▶ [Stored entries]:
════════════════════

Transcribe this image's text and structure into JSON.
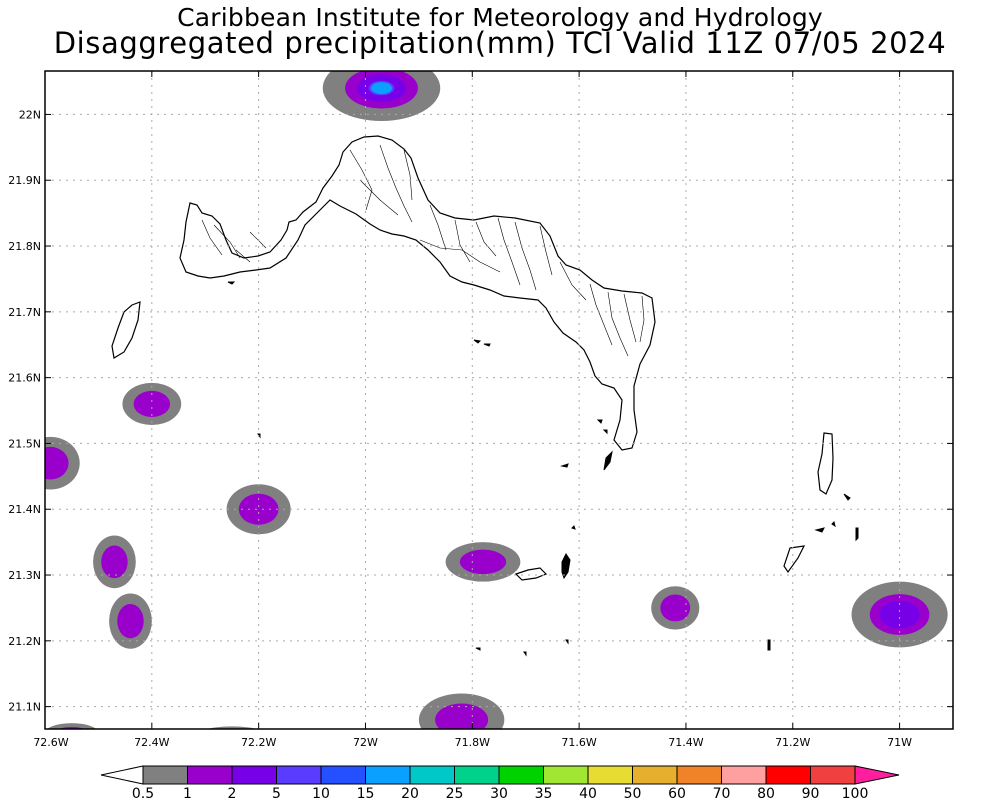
{
  "header": {
    "institution": "Caribbean Institute for Meteorology and Hydrology",
    "product": "Disaggregated precipitation(mm) TCI Valid 11Z 07/05 2024"
  },
  "map": {
    "lon_range": [
      -72.6,
      -70.9
    ],
    "lat_range": [
      21.066,
      22.066
    ],
    "lon_ticks": [
      {
        "value": -72.6,
        "label": "72.6W"
      },
      {
        "value": -72.4,
        "label": "72.4W"
      },
      {
        "value": -72.2,
        "label": "72.2W"
      },
      {
        "value": -72.0,
        "label": "72W"
      },
      {
        "value": -71.8,
        "label": "71.8W"
      },
      {
        "value": -71.6,
        "label": "71.6W"
      },
      {
        "value": -71.4,
        "label": "71.4W"
      },
      {
        "value": -71.2,
        "label": "71.2W"
      },
      {
        "value": -71.0,
        "label": "71W"
      }
    ],
    "lat_ticks": [
      {
        "value": 22.0,
        "label": "22N"
      },
      {
        "value": 21.9,
        "label": "21.9N"
      },
      {
        "value": 21.8,
        "label": "21.8N"
      },
      {
        "value": 21.7,
        "label": "21.7N"
      },
      {
        "value": 21.6,
        "label": "21.6N"
      },
      {
        "value": 21.5,
        "label": "21.5N"
      },
      {
        "value": 21.4,
        "label": "21.4N"
      },
      {
        "value": 21.3,
        "label": "21.3N"
      },
      {
        "value": 21.2,
        "label": "21.2N"
      },
      {
        "value": 21.1,
        "label": "21.1N"
      }
    ],
    "grid": true,
    "grid_color": "#aaaaaa",
    "precip_cells": [
      {
        "lon": -71.97,
        "lat": 22.04,
        "rlon": 0.11,
        "rlat": 0.05,
        "max_level": 5
      },
      {
        "lon": -72.4,
        "lat": 21.56,
        "rlon": 0.055,
        "rlat": 0.032,
        "max_level": 1
      },
      {
        "lon": -72.59,
        "lat": 21.47,
        "rlon": 0.055,
        "rlat": 0.04,
        "max_level": 1
      },
      {
        "lon": -72.2,
        "lat": 21.4,
        "rlon": 0.06,
        "rlat": 0.038,
        "max_level": 1
      },
      {
        "lon": -72.47,
        "lat": 21.32,
        "rlon": 0.04,
        "rlat": 0.04,
        "max_level": 1
      },
      {
        "lon": -72.44,
        "lat": 21.23,
        "rlon": 0.04,
        "rlat": 0.042,
        "max_level": 1
      },
      {
        "lon": -71.78,
        "lat": 21.32,
        "rlon": 0.07,
        "rlat": 0.03,
        "max_level": 1
      },
      {
        "lon": -71.42,
        "lat": 21.25,
        "rlon": 0.045,
        "rlat": 0.033,
        "max_level": 1
      },
      {
        "lon": -71.0,
        "lat": 21.24,
        "rlon": 0.09,
        "rlat": 0.05,
        "max_level": 2
      },
      {
        "lon": -71.82,
        "lat": 21.08,
        "rlon": 0.08,
        "rlat": 0.04,
        "max_level": 1
      },
      {
        "lon": -72.55,
        "lat": 21.06,
        "rlon": 0.05,
        "rlat": 0.015,
        "max_level": 1
      },
      {
        "lon": -72.25,
        "lat": 21.05,
        "rlon": 0.08,
        "rlat": 0.02,
        "max_level": 0
      }
    ],
    "land_color": "#ffffff",
    "coast_color": "#000000"
  },
  "legend": {
    "labels": [
      "0.5",
      "1",
      "2",
      "5",
      "10",
      "15",
      "20",
      "25",
      "30",
      "35",
      "40",
      "50",
      "60",
      "70",
      "80",
      "90",
      "100"
    ],
    "colors": [
      "#808080",
      "#9a00cc",
      "#7800e8",
      "#5a3cff",
      "#2450ff",
      "#0aa0ff",
      "#00c8c8",
      "#00d28c",
      "#00d200",
      "#a0e632",
      "#e6dc32",
      "#e6af2d",
      "#f08228",
      "#ffa0a0",
      "#ff0000",
      "#f04040"
    ],
    "under_color": "#ffffff",
    "over_color": "#ff1e9e"
  }
}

════════════════════

▶ [STATED GOAL]:
Reproduce each record from above exactly; pictures do not belong in the copy.

▶ [CORRECT RESULT]:
Transcribe this image's text and structure into JSON.
{
  "header": {
    "institution": "Caribbean Institute for Meteorology and Hydrology",
    "product": "Disaggregated precipitation(mm) TCI Valid 11Z 07/05 2024"
  },
  "map": {
    "lon_range": [
      -72.6,
      -70.9
    ],
    "lat_range": [
      21.066,
      22.066
    ],
    "lon_ticks": [
      {
        "value": -72.6,
        "label": "72.6W"
      },
      {
        "value": -72.4,
        "label": "72.4W"
      },
      {
        "value": -72.2,
        "label": "72.2W"
      },
      {
        "value": -72.0,
        "label": "72W"
      },
      {
        "value": -71.8,
        "label": "71.8W"
      },
      {
        "value": -71.6,
        "label": "71.6W"
      },
      {
        "value": -71.4,
        "label": "71.4W"
      },
      {
        "value": -71.2,
        "label": "71.2W"
      },
      {
        "value": -71.0,
        "label": "71W"
      }
    ],
    "lat_ticks": [
      {
        "value": 22.0,
        "label": "22N"
      },
      {
        "value": 21.9,
        "label": "21.9N"
      },
      {
        "value": 21.8,
        "label": "21.8N"
      },
      {
        "value": 21.7,
        "label": "21.7N"
      },
      {
        "value": 21.6,
        "label": "21.6N"
      },
      {
        "value": 21.5,
        "label": "21.5N"
      },
      {
        "value": 21.4,
        "label": "21.4N"
      },
      {
        "value": 21.3,
        "label": "21.3N"
      },
      {
        "value": 21.2,
        "label": "21.2N"
      },
      {
        "value": 21.1,
        "label": "21.1N"
      }
    ],
    "grid": true,
    "grid_color": "#aaaaaa",
    "precip_cells": [
      {
        "lon": -71.97,
        "lat": 22.04,
        "rlon": 0.11,
        "rlat": 0.05,
        "max_level": 5
      },
      {
        "lon": -72.4,
        "lat": 21.56,
        "rlon": 0.055,
        "rlat": 0.032,
        "max_level": 1
      },
      {
        "lon": -72.59,
        "lat": 21.47,
        "rlon": 0.055,
        "rlat": 0.04,
        "max_level": 1
      },
      {
        "lon": -72.2,
        "lat": 21.4,
        "rlon": 0.06,
        "rlat": 0.038,
        "max_level": 1
      },
      {
        "lon": -72.47,
        "lat": 21.32,
        "rlon": 0.04,
        "rlat": 0.04,
        "max_level": 1
      },
      {
        "lon": -72.44,
        "lat": 21.23,
        "rlon": 0.04,
        "rlat": 0.042,
        "max_level": 1
      },
      {
        "lon": -71.78,
        "lat": 21.32,
        "rlon": 0.07,
        "rlat": 0.03,
        "max_level": 1
      },
      {
        "lon": -71.42,
        "lat": 21.25,
        "rlon": 0.045,
        "rlat": 0.033,
        "max_level": 1
      },
      {
        "lon": -71.0,
        "lat": 21.24,
        "rlon": 0.09,
        "rlat": 0.05,
        "max_level": 2
      },
      {
        "lon": -71.82,
        "lat": 21.08,
        "rlon": 0.08,
        "rlat": 0.04,
        "max_level": 1
      },
      {
        "lon": -72.55,
        "lat": 21.06,
        "rlon": 0.05,
        "rlat": 0.015,
        "max_level": 1
      },
      {
        "lon": -72.25,
        "lat": 21.05,
        "rlon": 0.08,
        "rlat": 0.02,
        "max_level": 0
      }
    ],
    "land_color": "#ffffff",
    "coast_color": "#000000"
  },
  "legend": {
    "labels": [
      "0.5",
      "1",
      "2",
      "5",
      "10",
      "15",
      "20",
      "25",
      "30",
      "35",
      "40",
      "50",
      "60",
      "70",
      "80",
      "90",
      "100"
    ],
    "colors": [
      "#808080",
      "#9a00cc",
      "#7800e8",
      "#5a3cff",
      "#2450ff",
      "#0aa0ff",
      "#00c8c8",
      "#00d28c",
      "#00d200",
      "#a0e632",
      "#e6dc32",
      "#e6af2d",
      "#f08228",
      "#ffa0a0",
      "#ff0000",
      "#f04040"
    ],
    "under_color": "#ffffff",
    "over_color": "#ff1e9e"
  }
}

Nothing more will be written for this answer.